§ **Objective**: Using the records that follow, copy every line containing the word "点的电势能".

START Excerpted records

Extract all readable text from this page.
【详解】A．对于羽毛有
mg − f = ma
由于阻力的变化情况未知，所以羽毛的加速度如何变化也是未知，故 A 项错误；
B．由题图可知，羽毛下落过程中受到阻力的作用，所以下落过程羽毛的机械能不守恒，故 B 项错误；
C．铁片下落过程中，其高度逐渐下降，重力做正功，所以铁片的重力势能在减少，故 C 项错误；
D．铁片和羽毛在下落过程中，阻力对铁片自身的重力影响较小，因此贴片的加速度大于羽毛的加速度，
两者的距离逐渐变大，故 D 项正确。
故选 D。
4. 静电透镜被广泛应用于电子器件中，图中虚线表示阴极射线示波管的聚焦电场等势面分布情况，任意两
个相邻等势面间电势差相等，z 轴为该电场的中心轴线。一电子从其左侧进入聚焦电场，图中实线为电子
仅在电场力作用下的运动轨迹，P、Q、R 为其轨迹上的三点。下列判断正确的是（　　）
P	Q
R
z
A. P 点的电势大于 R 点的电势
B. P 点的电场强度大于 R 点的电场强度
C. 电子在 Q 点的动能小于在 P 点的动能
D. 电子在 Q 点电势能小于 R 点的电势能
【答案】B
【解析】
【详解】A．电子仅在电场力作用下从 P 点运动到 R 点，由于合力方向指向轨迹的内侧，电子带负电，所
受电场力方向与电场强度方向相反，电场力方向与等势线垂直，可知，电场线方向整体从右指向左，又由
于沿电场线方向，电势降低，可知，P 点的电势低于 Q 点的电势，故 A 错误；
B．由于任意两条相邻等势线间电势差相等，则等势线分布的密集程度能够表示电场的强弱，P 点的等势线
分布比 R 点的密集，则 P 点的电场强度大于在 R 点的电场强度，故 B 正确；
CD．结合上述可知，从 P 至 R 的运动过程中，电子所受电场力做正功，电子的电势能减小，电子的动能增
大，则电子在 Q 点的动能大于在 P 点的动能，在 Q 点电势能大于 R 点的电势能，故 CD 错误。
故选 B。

END Excerpted records

§ **Result of the exercise**:
D. 电子在 Q 点电势能小于 R 点的电势能
大，则电子在 Q 点的动能大于在 P 点的动能，在 Q 点电势能大于 R 点的电势能，故 CD 错误。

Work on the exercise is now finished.